• _原文段落_:
↓↓↓

> 文档中心 > 基于Spark技术实现大规模时间序列异常检测成功落地

基于Spark技术实现大规模时间序列异常检测成功落地

最近一直忙于异常检测项目的上线,一直没有时间来更新博客,该系统已经在大规模时间序列场景稳定运行1个多月,简单总结一下。

达到的目标,通过Spark对3万个服务器进行预测,每个服务器包括5个指标,每个指标对应一个时间序列,模型全量15万,全量训练用21个Core耗时3个小时,预测程序12个core运行状态良好,整个系统已经平稳运行一个月,整个系统预估能够支持上亿个模型进行同时训练和预测。

设计到的技术:SPARK/Kafka/HBase/Opentsdb/Redis/ES/ZK/YARN/HDFS,其中SPARK做训练和预测,Kafka从实时溜进来要分析的数据,Opentsdb存储训练模型要用的时间序列,Redis存储训练好的模型,ES存储预测过程中检测出来的异常数据点。

整个项目设计到训练和预测两个过程,

1).训练过程用到的技术Opentsdb(基于HBase数据库)开源时间序列数据库、Spark用于模型训练,训练之后模型保存到Redis数据库,之前训练之后的模型保存到HDFS(由于预测程序从HDFS加载模型比较慢,最后调整到redis数据库);

采用两种算法进行模型的训练:指数移动平均和HotWinters,模型一天训练一次,即每天0点开始训练,训练介绍后根据训练出的新模型进行异常检测,具体包括点的预测以及点的异常检测;每4个小时检查一下是否有新增的模型,若有就进行训练并把模型保存到Redis中,每训练一个模型需要对应时间序列跨度为7天的数据,合计60 * 24 * 7 大概一万个点。

2).预测过程永不停机,每4个小时检索MYSQL数据库,每天会有一个全量的模型更新,若有需要增量更新的模型,直接在Executor内存中跟新成最新的模型,若遇到有停止状态的模型,就把内存中对应的模型删除掉;该过程采用Spark Streaming提供的MapWithState算子,实现对数据进行实时预测和实时更新。

Kafka设计成保存以分钟为粒度的预测数据,SparkStreaming进行实时预测,每分钟要预测15万个点,检测出来的异常点存储到ES数据库中;预测过程开发两个版本:(一)在Driver端采用多线程方式从Redis数据库加载模型,(二)在Executor端分别加载自己需要的模型,通过性能测试验证第二个版本性能较好;

训练和预测都通过MySQL数据库维护模型不同时间点的状态集

val MODEL_STATUS_LOADED = 0val MODEL_STATUS_TRAINED = 100val MODEL_STATUS_STILL_AVAILABLE = 101val MODEL_STATUS_NEW_ADD = 200val MODEL_STATUS_ABNORMAL = 300val MODEL_STATUS_LACK_DATA = 1000val MODEL_STATUS_INACTIVE = 10000

对应配置表结构如下:

 CREATE TABLE `anomaly_config` (
  `id` bigint(20) NOT NULL AUTO_INCREMENT,
  `appid` int(11) NOT NULL,
  `insid` int(11) NOT NULL,
  `metric` varchar(30) NOT NULL,
  `algorithm` varchar(30) NOT NULL,
  `window_width` int(11) NOT NULL DEFAULT '7',
  `status` int(11) DEFAULT '10000' COMMENT '0:Loaded; 100:Trained, need loading; 101:Training failed, still available; 200:New item, need training; 300:Abnormal, unavailable; 1000:No data; 10000:Inactive',
  `last_model_time` timestamp NOT NULL DEFAULT '2000-01-01 00:00:00',
  `update_time` timestamp NOT NULL DEFAULT CURRENT_TIMESTAMP ON UPDATE CURRENT_TIMESTAMP,
  PRIMARY KEY (`id`),
  KEY `idx_config_lcxtest_0` (`appid`,`insid`)

↑↑↑

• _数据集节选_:
↓↓↓

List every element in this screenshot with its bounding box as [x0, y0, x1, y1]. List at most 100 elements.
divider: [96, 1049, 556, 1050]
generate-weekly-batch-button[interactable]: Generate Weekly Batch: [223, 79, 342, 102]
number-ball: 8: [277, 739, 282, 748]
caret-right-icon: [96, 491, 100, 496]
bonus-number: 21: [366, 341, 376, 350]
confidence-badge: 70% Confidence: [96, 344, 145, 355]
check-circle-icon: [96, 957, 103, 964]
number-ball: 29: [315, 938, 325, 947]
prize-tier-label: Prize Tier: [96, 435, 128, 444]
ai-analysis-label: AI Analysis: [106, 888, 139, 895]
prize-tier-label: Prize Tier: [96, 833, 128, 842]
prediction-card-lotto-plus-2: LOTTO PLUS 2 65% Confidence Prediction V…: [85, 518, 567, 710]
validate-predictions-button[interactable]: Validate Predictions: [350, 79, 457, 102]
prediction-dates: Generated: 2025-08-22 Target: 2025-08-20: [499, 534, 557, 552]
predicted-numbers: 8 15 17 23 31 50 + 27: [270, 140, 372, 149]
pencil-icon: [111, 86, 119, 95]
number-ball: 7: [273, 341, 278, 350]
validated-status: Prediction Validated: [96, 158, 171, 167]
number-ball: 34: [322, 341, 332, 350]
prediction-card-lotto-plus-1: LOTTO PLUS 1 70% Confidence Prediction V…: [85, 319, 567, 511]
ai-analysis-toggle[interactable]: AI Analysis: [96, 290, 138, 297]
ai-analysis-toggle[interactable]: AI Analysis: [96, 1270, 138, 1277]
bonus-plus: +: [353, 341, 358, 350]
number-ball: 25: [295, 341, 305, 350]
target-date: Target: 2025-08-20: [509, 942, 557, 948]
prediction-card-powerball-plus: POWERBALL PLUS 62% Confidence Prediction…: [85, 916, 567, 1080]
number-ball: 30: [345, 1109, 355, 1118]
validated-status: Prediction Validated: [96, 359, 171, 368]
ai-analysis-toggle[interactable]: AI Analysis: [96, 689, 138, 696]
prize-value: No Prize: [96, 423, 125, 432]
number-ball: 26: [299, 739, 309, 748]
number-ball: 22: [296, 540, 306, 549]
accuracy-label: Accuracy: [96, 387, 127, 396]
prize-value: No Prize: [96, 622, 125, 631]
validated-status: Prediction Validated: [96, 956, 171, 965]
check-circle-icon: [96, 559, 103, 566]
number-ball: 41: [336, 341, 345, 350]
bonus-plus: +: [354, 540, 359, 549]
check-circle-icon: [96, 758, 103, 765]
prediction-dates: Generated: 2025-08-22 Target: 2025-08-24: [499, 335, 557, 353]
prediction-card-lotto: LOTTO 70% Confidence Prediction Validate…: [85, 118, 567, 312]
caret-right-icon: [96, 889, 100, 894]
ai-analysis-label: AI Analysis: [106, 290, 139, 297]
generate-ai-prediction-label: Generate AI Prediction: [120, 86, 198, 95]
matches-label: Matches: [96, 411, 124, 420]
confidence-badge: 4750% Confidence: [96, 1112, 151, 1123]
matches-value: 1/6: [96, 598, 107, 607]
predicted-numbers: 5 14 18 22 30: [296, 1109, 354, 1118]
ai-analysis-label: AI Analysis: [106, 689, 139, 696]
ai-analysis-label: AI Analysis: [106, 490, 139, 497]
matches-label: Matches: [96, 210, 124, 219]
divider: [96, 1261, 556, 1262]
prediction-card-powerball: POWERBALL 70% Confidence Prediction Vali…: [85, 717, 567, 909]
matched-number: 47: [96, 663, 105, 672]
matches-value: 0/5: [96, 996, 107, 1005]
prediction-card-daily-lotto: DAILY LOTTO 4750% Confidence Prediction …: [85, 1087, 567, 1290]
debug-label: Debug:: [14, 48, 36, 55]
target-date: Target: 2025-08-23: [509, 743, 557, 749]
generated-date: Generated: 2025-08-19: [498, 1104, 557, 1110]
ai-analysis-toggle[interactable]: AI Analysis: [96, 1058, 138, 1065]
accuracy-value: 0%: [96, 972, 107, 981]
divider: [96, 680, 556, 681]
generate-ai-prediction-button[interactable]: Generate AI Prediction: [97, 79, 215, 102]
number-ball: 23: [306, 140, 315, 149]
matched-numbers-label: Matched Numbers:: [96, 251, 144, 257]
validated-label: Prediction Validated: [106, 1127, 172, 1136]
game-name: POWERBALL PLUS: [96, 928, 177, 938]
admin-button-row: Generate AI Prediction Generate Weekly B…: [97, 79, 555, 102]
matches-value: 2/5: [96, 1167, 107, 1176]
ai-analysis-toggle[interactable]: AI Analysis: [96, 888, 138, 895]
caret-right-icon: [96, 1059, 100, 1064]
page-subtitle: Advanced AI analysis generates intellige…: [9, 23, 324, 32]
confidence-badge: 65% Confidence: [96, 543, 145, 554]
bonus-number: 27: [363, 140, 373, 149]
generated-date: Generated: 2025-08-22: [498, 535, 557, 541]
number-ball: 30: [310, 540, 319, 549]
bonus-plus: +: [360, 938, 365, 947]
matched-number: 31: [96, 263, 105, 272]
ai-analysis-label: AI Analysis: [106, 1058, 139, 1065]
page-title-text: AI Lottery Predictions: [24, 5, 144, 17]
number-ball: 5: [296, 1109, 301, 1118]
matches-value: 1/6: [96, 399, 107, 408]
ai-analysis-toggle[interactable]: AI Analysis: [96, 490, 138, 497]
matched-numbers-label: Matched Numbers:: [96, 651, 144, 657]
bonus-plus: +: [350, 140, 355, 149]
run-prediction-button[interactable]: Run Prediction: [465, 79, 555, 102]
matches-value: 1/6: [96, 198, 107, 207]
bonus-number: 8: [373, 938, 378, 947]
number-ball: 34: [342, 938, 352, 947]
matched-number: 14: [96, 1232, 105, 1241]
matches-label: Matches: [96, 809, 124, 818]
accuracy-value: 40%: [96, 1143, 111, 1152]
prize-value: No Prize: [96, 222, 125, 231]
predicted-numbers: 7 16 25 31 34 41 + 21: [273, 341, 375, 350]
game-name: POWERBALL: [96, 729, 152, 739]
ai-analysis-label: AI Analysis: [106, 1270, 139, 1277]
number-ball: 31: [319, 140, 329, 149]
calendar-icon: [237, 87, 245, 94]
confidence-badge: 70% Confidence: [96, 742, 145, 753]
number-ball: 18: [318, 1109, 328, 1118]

↑↑↑

• _任务要求_:
(a) 把原文中以“Kafka设计成保存”开头的那一段改写成要点列表,保留其主要事实。
(b) 原样打印原文中以含有“最近一直忙于异常检测项目的上”的文字开头、以“过程中检测出来的异常数据点。”结尾的部分。
这些记录在此不起任何作用。

• _参考答复_:
(a)
- Kafka保存以分钟为粒度的预测数据。
- Spark Streaming进行实时预测,每分钟预测15万个点。
- 检测出的异常点存入ES数据库。
- 预测过程开发了两个版本:
  - 版本一:在Driver端用多线程从Redis数据库加载模型;
  - 版本二:在Executor端各自加载所需模型。
- 性能测试表明第二个版本性能较好。

(b)
最近一直忙于异常检测项目的上线,一直没有时间来更新博客,该系统已经在大规模时间序列场景稳定运行1个多月,简单总结一下。

达到的目标,通过Spark对3万个服务器进行预测,每个服务器包括5个指标,每个指标对应一个时间序列,模型全量15万,全量训练用21个Core耗时3个小时,预测程序12个core运行状态良好,整个系统已经平稳运行一个月,整个系统预估能够支持上亿个模型进行同时训练和预测。

设计到的技术:SPARK/Kafka/HBase/Opentsdb/Redis/ES/ZK/YARN/HDFS,其中SPARK做训练和预测,Kafka从实时溜进来要分析的数据,Opentsdb存储训练模型要用的时间序列,Redis存储训练好的模型,ES存储预测过程中检测出来的异常数据点。